◆ DIRECTIONS
In the material below, find all lines with the string "Quebec" and copy them.
Start
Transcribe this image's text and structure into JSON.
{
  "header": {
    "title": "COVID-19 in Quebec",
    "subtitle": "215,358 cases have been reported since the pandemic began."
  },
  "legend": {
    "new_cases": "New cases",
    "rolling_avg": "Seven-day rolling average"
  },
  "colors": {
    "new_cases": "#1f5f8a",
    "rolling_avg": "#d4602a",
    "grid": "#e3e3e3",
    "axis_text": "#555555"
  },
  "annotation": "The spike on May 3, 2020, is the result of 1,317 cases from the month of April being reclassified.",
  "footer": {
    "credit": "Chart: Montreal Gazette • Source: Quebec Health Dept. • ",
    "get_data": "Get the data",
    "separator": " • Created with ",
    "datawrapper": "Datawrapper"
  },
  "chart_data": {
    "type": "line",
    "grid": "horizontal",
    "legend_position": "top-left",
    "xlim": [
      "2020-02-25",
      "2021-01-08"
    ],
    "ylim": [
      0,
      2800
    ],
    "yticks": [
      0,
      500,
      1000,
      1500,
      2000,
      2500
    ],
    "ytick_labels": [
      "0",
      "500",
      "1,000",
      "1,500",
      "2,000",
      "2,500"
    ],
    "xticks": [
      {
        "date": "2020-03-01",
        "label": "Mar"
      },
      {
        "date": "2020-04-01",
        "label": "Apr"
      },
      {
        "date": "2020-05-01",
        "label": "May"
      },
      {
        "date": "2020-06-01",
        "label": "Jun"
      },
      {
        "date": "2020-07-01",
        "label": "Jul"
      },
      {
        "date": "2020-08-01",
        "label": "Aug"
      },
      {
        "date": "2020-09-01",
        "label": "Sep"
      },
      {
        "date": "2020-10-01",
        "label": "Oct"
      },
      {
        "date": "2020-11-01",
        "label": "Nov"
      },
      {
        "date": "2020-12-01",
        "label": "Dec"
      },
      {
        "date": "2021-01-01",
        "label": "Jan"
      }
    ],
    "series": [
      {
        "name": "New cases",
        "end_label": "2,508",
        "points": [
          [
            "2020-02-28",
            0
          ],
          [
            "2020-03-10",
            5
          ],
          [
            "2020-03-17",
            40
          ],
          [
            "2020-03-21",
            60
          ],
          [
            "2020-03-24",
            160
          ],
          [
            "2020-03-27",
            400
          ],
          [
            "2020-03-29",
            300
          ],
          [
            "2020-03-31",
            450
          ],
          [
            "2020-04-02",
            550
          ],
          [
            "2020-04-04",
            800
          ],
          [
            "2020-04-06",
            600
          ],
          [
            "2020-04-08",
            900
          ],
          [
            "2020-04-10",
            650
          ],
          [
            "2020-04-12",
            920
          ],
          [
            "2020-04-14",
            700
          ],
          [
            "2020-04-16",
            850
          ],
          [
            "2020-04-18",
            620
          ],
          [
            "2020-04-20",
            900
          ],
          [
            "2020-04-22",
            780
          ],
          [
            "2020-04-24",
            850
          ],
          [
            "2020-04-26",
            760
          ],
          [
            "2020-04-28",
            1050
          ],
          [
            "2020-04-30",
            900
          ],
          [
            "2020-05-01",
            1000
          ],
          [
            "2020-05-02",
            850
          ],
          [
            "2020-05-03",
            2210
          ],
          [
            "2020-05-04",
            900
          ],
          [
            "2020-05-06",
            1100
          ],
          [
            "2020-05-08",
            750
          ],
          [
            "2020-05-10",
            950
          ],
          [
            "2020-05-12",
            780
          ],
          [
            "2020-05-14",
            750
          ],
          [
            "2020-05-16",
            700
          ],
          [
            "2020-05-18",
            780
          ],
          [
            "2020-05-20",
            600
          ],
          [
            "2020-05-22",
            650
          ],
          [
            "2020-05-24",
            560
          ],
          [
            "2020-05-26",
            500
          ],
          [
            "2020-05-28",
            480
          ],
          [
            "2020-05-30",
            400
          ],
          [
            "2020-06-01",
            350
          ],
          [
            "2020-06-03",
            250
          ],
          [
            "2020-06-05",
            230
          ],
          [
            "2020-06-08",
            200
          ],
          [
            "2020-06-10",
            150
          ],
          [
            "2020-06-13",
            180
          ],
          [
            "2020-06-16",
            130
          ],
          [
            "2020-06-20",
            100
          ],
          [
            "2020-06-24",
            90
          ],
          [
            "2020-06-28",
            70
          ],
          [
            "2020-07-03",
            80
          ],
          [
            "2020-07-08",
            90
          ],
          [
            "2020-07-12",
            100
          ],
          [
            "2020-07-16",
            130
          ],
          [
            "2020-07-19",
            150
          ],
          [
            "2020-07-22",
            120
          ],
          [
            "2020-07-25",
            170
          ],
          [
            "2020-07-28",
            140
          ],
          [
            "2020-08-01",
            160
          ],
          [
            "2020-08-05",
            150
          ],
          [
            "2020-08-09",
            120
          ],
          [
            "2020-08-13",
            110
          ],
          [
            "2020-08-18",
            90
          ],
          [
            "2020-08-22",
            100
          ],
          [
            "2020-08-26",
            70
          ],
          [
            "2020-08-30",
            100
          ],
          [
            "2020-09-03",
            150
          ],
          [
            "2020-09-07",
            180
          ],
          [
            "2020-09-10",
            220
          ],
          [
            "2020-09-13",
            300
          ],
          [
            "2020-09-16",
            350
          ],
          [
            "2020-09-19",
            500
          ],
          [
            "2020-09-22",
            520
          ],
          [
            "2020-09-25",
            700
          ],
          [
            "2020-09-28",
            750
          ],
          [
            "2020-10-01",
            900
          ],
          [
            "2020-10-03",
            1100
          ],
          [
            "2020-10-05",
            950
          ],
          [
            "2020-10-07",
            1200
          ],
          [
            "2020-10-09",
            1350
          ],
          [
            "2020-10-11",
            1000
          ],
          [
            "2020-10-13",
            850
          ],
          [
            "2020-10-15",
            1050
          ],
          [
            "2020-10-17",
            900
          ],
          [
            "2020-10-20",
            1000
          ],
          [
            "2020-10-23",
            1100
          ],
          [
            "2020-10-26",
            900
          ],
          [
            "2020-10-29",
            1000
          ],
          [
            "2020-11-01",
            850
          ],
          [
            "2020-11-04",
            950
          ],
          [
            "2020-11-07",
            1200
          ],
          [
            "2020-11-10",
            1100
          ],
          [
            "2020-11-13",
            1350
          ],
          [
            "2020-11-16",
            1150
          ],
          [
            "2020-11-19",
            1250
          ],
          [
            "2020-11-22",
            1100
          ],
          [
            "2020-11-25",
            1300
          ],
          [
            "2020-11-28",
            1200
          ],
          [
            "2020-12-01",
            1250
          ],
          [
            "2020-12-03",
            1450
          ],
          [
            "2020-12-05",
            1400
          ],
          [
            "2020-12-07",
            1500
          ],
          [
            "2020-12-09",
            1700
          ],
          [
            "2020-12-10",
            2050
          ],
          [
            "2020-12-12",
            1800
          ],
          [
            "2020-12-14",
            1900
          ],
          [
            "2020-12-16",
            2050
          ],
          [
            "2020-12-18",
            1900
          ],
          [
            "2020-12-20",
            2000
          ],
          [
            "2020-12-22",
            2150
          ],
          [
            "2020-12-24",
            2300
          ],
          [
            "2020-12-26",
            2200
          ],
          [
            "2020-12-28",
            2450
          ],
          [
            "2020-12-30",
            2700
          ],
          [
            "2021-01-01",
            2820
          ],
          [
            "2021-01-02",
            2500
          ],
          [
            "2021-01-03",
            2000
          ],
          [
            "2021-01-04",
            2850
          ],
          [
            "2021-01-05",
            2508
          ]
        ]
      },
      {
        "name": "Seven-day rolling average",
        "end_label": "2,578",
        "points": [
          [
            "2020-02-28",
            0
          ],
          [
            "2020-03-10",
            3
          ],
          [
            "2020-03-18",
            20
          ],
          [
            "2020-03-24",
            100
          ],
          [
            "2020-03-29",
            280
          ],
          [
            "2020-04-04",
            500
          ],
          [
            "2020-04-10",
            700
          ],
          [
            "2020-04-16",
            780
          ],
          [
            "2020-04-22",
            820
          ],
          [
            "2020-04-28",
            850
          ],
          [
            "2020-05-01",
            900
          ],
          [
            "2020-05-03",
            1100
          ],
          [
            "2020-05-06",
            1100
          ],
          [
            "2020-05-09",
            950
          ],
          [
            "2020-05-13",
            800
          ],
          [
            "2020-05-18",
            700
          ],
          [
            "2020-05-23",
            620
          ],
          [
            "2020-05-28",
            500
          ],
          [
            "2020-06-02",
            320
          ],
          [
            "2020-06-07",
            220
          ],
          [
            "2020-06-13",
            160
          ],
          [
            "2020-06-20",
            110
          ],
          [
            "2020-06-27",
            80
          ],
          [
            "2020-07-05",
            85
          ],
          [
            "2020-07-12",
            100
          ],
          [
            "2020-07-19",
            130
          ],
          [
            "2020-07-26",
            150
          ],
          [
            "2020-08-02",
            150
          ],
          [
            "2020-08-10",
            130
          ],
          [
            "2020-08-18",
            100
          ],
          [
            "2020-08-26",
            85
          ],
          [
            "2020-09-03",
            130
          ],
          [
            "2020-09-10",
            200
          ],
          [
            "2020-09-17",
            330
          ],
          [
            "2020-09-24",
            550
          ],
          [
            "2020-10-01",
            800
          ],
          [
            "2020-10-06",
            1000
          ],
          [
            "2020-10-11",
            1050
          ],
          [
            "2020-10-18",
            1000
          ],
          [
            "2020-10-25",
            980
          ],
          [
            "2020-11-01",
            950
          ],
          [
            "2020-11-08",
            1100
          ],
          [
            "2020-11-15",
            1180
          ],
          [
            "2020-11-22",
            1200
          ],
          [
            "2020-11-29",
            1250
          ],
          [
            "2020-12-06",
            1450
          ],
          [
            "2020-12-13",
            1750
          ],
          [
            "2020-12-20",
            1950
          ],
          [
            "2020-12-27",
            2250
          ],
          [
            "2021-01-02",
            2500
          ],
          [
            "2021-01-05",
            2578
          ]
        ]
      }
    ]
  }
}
End
◆ RESULT FOR THIS EXERCISE
    "title": "COVID-19 in Quebec",
    "credit": "Chart: Montreal Gazette • Source: Quebec Health Dept. • ",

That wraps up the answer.